#### [Your task]
Check the listing below for lines with the word "date" and say how many there are, with nothing but the number.

#### [Data listing]
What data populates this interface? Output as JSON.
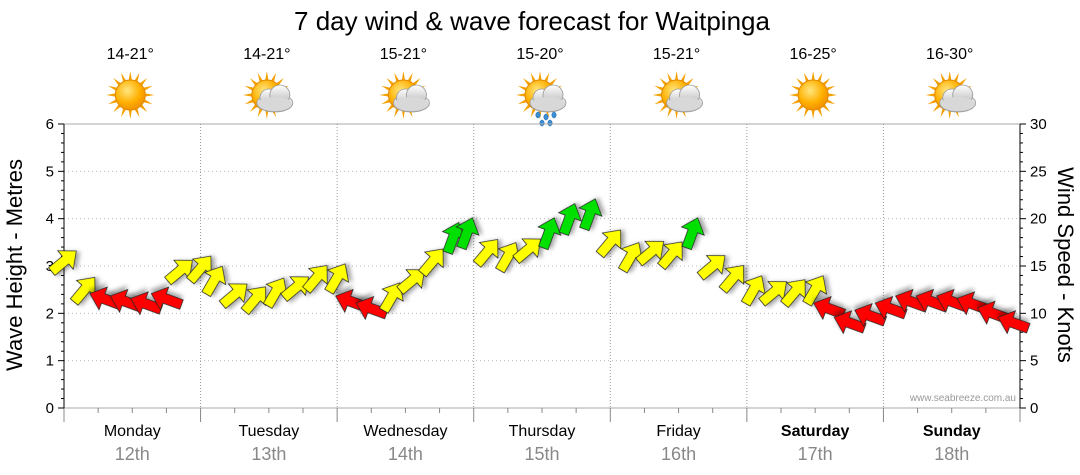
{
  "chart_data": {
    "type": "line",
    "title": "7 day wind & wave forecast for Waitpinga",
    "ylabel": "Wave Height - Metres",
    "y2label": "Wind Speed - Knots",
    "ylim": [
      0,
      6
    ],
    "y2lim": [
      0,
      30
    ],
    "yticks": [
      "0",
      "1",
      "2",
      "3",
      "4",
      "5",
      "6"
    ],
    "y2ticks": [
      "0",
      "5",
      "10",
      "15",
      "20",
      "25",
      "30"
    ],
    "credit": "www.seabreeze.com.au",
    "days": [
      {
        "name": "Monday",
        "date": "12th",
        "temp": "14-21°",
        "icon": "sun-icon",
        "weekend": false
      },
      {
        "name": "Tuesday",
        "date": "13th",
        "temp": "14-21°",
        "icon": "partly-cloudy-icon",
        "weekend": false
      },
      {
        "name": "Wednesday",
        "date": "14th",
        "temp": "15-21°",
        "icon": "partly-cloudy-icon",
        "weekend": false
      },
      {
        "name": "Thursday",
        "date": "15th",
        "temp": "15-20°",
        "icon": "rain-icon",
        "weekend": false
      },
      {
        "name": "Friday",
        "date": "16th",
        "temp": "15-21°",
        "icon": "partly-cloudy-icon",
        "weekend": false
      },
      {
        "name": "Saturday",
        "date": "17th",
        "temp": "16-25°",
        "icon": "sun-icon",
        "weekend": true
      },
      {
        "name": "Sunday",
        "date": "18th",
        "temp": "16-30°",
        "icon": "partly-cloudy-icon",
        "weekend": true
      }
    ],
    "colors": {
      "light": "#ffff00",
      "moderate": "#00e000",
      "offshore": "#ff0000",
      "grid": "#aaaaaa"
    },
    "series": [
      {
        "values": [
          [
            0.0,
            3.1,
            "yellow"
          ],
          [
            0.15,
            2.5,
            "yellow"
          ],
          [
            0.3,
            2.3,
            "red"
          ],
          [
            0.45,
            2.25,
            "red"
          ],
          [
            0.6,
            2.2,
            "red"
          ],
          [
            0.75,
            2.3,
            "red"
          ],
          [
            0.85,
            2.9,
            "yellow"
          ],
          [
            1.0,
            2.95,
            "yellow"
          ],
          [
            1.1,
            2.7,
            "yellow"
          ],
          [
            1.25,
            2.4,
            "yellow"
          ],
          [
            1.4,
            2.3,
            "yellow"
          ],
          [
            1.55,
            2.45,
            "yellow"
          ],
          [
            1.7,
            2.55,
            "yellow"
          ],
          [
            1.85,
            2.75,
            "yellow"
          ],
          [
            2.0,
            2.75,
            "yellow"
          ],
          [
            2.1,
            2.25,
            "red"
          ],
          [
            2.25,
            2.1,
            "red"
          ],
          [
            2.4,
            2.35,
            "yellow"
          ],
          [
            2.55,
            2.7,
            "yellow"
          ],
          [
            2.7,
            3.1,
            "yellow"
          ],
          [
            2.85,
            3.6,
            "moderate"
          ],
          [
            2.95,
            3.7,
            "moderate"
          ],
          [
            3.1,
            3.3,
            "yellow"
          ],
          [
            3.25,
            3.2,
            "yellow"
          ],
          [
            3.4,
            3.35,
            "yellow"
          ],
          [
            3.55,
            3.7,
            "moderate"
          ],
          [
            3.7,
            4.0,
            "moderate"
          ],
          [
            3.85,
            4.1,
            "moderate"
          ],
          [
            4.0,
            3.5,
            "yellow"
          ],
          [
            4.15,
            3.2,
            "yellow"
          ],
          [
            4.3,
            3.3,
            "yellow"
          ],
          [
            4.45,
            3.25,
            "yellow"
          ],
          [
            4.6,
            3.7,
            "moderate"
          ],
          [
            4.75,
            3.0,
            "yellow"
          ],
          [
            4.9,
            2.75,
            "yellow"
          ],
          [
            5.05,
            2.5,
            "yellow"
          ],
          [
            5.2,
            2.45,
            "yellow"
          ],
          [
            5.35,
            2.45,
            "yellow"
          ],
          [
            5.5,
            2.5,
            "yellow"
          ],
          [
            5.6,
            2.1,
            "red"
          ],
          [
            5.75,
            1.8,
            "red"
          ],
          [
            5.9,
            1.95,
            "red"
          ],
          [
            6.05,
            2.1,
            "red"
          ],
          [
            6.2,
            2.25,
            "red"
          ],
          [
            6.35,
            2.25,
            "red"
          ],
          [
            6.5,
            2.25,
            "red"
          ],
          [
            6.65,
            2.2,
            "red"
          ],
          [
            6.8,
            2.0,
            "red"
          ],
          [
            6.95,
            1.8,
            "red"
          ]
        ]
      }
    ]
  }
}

#### [Task response]
7